(Saved entries)
start

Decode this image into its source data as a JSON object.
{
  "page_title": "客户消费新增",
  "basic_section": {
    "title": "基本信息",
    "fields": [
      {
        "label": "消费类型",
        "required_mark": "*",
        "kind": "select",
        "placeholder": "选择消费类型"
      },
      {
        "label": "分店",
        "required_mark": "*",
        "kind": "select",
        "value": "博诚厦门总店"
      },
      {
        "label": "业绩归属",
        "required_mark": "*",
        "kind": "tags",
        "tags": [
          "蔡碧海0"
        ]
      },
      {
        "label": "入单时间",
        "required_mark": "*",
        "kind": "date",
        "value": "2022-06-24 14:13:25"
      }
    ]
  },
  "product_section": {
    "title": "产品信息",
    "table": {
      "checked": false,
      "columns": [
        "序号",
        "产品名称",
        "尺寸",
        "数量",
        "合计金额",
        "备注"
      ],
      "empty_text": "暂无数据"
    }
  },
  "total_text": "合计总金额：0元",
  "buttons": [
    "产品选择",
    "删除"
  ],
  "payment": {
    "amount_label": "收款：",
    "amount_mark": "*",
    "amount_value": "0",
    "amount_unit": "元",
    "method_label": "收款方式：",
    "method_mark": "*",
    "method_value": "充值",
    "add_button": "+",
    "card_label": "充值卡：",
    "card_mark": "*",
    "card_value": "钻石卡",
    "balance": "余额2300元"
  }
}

end
start

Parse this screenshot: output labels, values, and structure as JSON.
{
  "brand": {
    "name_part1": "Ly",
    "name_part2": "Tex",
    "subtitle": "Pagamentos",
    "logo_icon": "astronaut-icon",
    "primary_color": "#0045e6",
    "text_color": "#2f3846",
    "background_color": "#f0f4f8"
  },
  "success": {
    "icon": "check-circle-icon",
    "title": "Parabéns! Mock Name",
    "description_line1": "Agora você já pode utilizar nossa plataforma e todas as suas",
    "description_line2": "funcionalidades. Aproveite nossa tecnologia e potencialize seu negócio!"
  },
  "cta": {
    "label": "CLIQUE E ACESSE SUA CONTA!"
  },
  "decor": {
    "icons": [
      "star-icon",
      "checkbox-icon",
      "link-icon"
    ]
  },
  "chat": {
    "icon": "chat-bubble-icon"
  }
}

end

WHAT YOU NEED TO DO – Using the listing above, pick out each line that contains the word "JSON", then copy it.

SOLUTION FOR THIS TASK –
Decode this image into its source data as a JSON object.
Parse this screenshot: output labels, values, and structure as JSON.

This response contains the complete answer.